===== RECORDS SHOWN =====

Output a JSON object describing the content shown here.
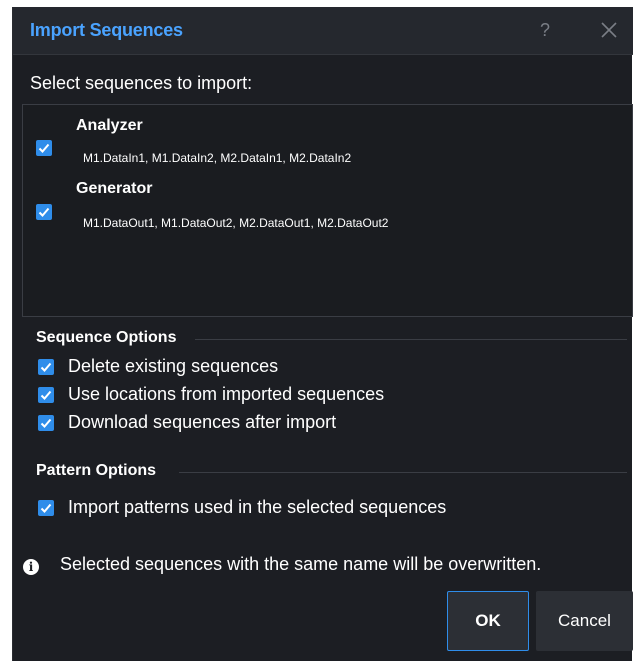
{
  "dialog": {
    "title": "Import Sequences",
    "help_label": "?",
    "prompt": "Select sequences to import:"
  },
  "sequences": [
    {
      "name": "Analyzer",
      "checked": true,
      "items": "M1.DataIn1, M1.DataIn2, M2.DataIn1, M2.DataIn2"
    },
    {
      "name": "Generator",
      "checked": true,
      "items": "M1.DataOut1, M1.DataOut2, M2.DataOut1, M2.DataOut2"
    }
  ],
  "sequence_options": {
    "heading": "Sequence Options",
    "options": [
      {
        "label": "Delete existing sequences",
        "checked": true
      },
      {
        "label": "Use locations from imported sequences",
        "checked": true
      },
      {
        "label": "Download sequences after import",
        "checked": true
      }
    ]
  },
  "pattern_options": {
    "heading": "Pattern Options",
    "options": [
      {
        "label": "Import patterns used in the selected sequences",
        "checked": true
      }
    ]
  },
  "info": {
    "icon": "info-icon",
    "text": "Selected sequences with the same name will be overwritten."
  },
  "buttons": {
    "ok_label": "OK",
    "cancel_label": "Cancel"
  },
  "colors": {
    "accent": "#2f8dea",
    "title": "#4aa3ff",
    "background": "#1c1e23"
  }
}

=====
===== RECORDS SHOWN =====

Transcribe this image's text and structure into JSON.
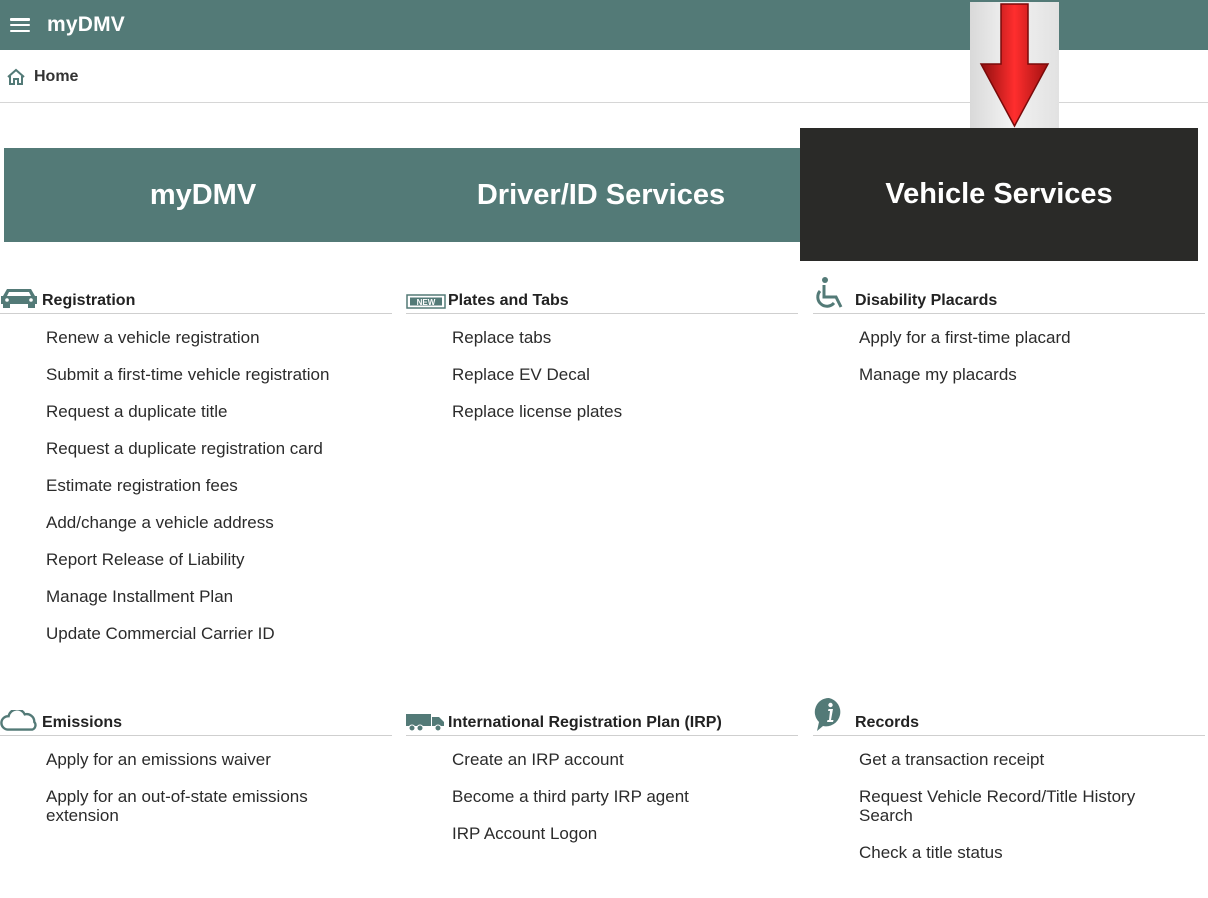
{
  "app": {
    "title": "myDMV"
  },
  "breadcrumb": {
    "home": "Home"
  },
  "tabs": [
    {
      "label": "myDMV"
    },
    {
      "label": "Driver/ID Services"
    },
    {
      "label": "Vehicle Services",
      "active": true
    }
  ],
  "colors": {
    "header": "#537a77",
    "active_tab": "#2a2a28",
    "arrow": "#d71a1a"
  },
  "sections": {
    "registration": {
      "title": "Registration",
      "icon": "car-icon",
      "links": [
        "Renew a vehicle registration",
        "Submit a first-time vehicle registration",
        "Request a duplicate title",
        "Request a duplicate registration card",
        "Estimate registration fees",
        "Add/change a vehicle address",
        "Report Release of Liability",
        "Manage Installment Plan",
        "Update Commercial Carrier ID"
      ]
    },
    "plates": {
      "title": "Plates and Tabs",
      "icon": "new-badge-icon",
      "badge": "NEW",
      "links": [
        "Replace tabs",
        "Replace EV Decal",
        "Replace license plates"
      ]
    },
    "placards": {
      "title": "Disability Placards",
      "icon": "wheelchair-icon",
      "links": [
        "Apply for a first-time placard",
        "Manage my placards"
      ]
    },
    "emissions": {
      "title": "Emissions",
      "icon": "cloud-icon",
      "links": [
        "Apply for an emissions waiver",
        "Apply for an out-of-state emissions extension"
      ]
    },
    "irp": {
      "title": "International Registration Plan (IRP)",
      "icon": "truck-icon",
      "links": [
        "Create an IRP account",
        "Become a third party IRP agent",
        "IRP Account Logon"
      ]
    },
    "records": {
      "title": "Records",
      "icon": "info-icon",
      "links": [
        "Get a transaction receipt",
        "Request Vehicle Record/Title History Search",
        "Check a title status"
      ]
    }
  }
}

=====

▶ **STATED TASK**: Scan the material above for the word "Plan". Copy each line where it occurs.

▶ **OUTPUT OF THE TASK**:
        "Manage Installment Plan",
      "title": "International Registration Plan (IRP)",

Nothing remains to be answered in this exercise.